> [Exercise task] Render the lines from the one containing "- svg-text:150: 150: [602, 350, 621, 362]" through the one containing "- svg-text:100: 100: [555, 350, 574, 362]" as a Markdown table with the columns Row and Line. Give each line its own numbered row and leave out any blank lines.

## start Data supplied

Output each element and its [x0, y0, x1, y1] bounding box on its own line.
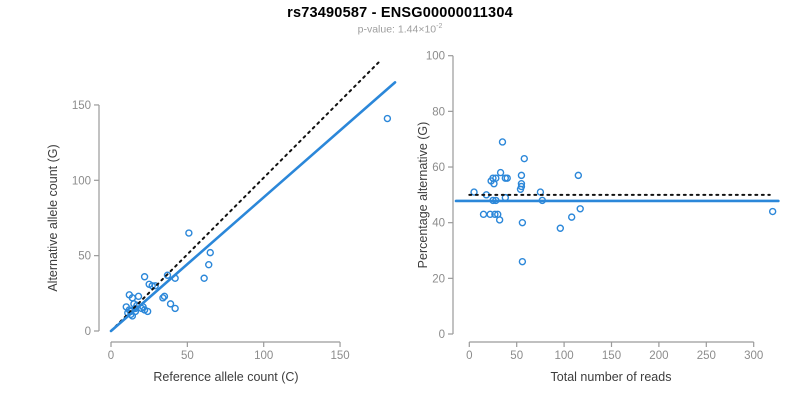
- svg-text:150: 150: [602, 350, 621, 362]
- left-x-axis-title: Reference allele count (C): [153, 370, 299, 384]
- plot-title: rs73490587 - ENSG00000011304: [287, 5, 513, 21]
- svg-text:150: 150: [72, 100, 91, 112]
- svg-text:100: 100: [555, 350, 574, 362]
- svg-text:60: 60: [432, 162, 445, 174]
- right-scatter-panel: 0 50 100 150 200 250 300 0 20 40 60 80 100: [426, 51, 780, 362]
- pvalue-mantissa: 1.44×10: [397, 23, 437, 36]
- left-y-axis-title: Alternative allele count (G): [46, 144, 60, 292]
- svg-text:40: 40: [432, 218, 445, 230]
- svg-text:0: 0: [439, 329, 445, 341]
- left-scatter-panel: 0 50 100 150 0 50 100 150: [72, 60, 397, 362]
- svg-text:50: 50: [181, 350, 194, 362]
- pvalue-exponent: -2: [436, 23, 443, 30]
- svg-text:200: 200: [649, 350, 668, 362]
- pvalue-label: p-value:: [357, 23, 395, 36]
- svg-text:50: 50: [510, 350, 523, 362]
- svg-text:50: 50: [78, 251, 91, 263]
- pvalue-subtitle: p-value: 1.44×10-2: [0, 23, 800, 36]
- svg-text:150: 150: [330, 350, 349, 362]
- right-y-axis-title: Percentage alternative (G): [416, 121, 430, 269]
- svg-text:20: 20: [432, 273, 445, 285]
- svg-text:100: 100: [72, 175, 91, 187]
- svg-text:250: 250: [697, 350, 716, 362]
- svg-text:300: 300: [744, 350, 763, 362]
- svg-text:100: 100: [254, 350, 273, 362]
- svg-text:0: 0: [466, 350, 472, 362]
- svg-text:0: 0: [85, 326, 91, 338]
- svg-text:80: 80: [432, 106, 445, 118]
- svg-text:100: 100: [426, 51, 445, 63]
- svg-text:0: 0: [108, 350, 114, 362]
- right-x-axis-title: Total number of reads: [550, 370, 672, 384]
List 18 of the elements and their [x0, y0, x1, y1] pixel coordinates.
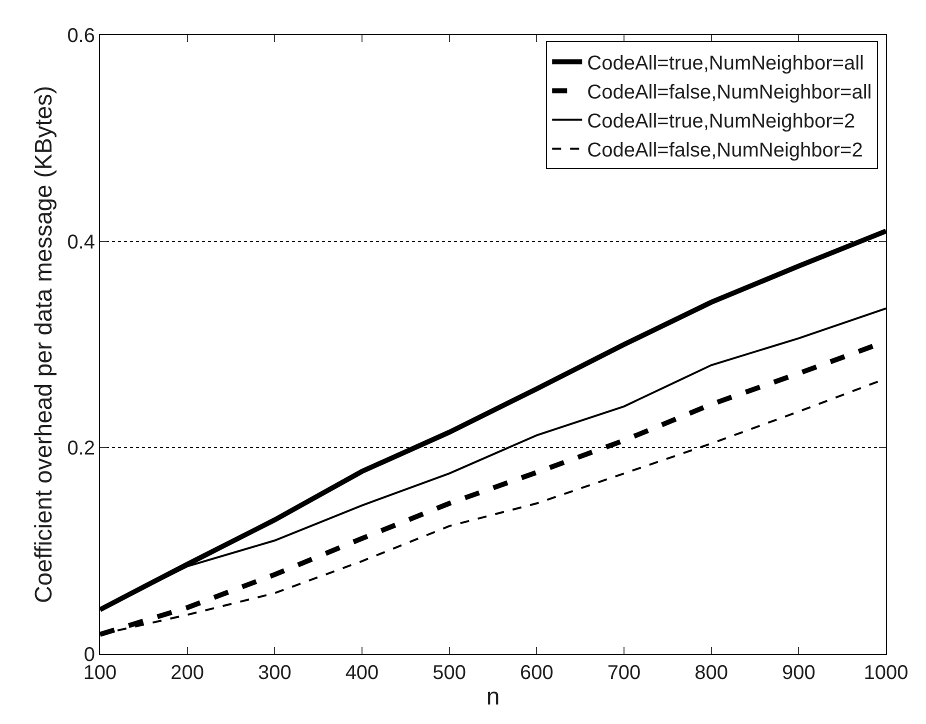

## end Data supplied

> [Expected answer]
| Row | Line |
|---|---|
| 1 | - svg-text:150: 150: [602, 350, 621, 362] |
| 2 | - left-x-axis-title: Reference allele count (C): [153, 370, 299, 384] |
| 3 | - plot-title: rs73490587 - ENSG00000011304: [287, 5, 513, 21] |
| 4 | - svg-text:150: 150: [72, 100, 91, 112] |
| 5 | - svg-text:100: 100: [555, 350, 574, 362] |